▶ _REQUEST_:
Your job is to retype all of the data word for word, leaving every image out.

------ PROVIDED MATERIAL ------

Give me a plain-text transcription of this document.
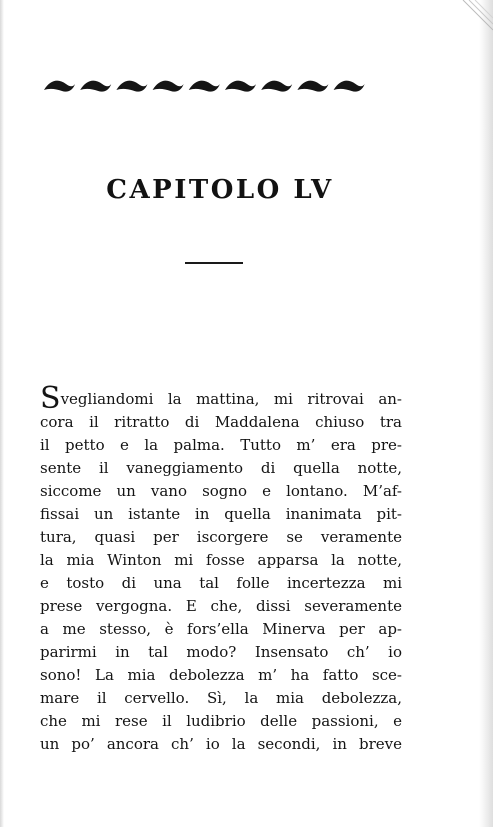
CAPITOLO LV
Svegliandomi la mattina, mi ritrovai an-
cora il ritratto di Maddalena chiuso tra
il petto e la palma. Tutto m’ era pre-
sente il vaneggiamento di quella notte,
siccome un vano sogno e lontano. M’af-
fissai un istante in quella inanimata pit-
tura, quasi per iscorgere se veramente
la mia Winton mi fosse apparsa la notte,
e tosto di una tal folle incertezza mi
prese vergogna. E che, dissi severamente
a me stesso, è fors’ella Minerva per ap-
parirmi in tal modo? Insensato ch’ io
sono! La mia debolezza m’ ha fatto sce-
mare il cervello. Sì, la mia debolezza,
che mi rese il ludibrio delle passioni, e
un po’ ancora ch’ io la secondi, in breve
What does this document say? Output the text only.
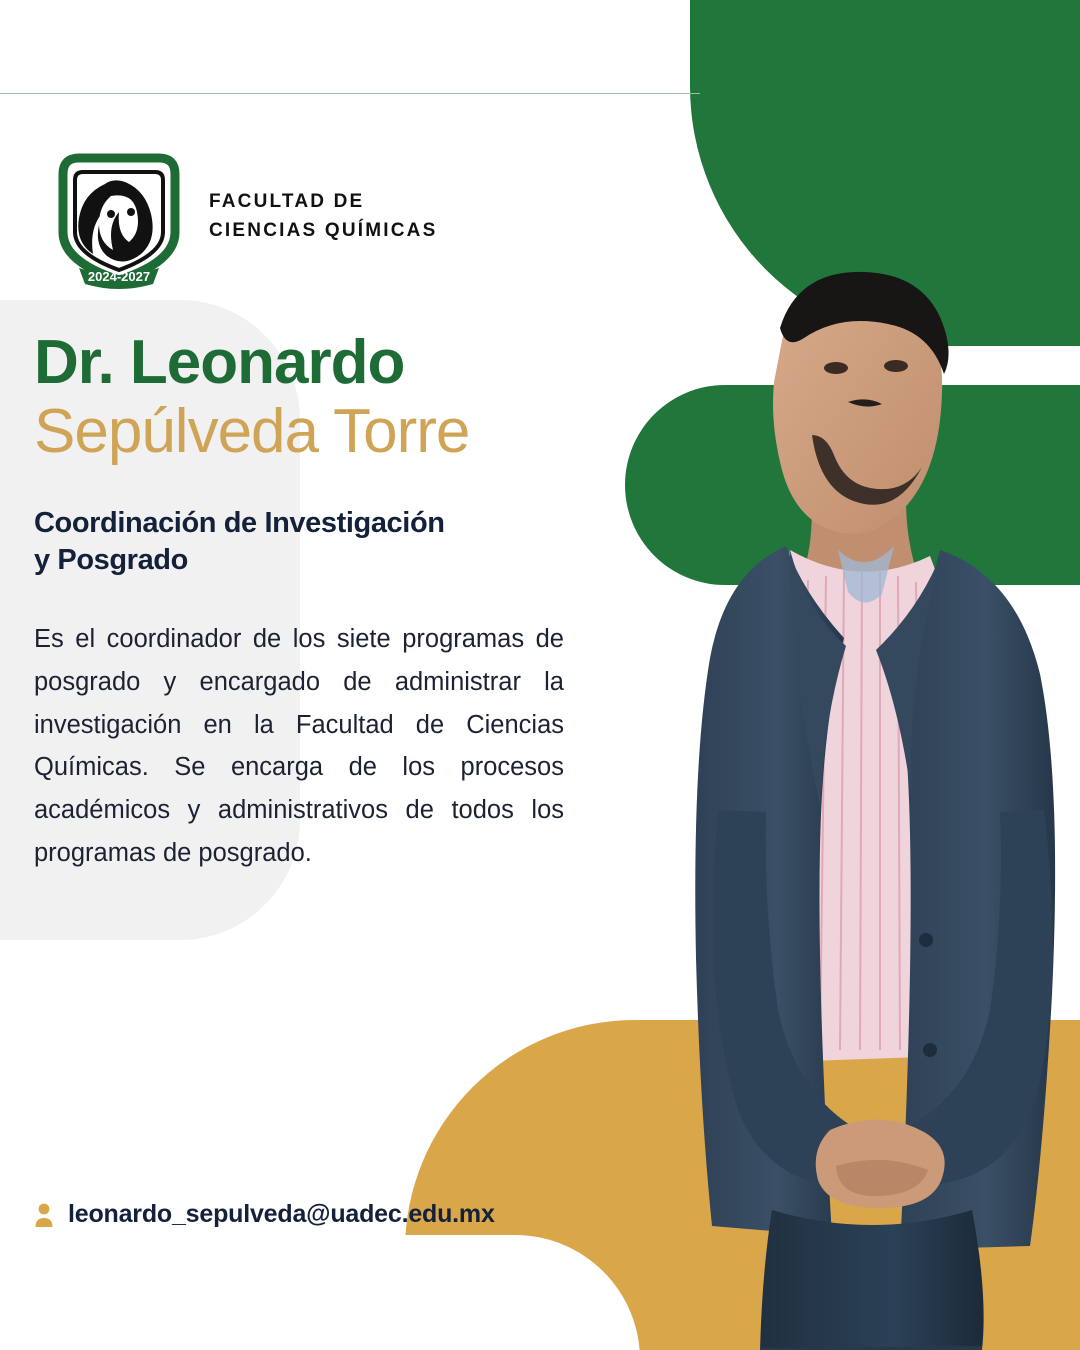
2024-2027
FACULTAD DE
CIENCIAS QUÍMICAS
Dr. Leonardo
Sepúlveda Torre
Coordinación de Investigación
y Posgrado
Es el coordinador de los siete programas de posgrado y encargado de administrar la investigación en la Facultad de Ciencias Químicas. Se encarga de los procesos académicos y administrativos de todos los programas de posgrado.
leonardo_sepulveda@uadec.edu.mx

------

▶ _EXPECTED ANSWER_:
Give me a plain-text transcription of this document.
CAPITOLO LV
Svegliandomi la mattina, mi ritrovai an-
cora il ritratto di Maddalena chiuso tra
il petto e la palma. Tutto m’ era pre-
sente il vaneggiamento di quella notte,
siccome un vano sogno e lontano. M’af-
fissai un istante in quella inanimata pit-
tura, quasi per iscorgere se veramente
la mia Winton mi fosse apparsa la notte,
e tosto di una tal folle incertezza mi
prese vergogna. E che, dissi severamente
a me stesso, è fors’ella Minerva per ap-
parirmi in tal modo? Insensato ch’ io
sono! La mia debolezza m’ ha fatto sce-
mare il cervello. Sì, la mia debolezza,
che mi rese il ludibrio delle passioni, e
un po’ ancora ch’ io la secondi, in breve
What does this document say? Output the text only.
2024-2027
FACULTAD DE
CIENCIAS QUÍMICAS
Dr. Leonardo
Sepúlveda Torre
Coordinación de Investigación
y Posgrado
Es el coordinador de los siete programas de posgrado y encargado de administrar la investigación en la Facultad de Ciencias Químicas. Se encarga de los procesos académicos y administrativos de todos los programas de posgrado.
leonardo_sepulveda@uadec.edu.mx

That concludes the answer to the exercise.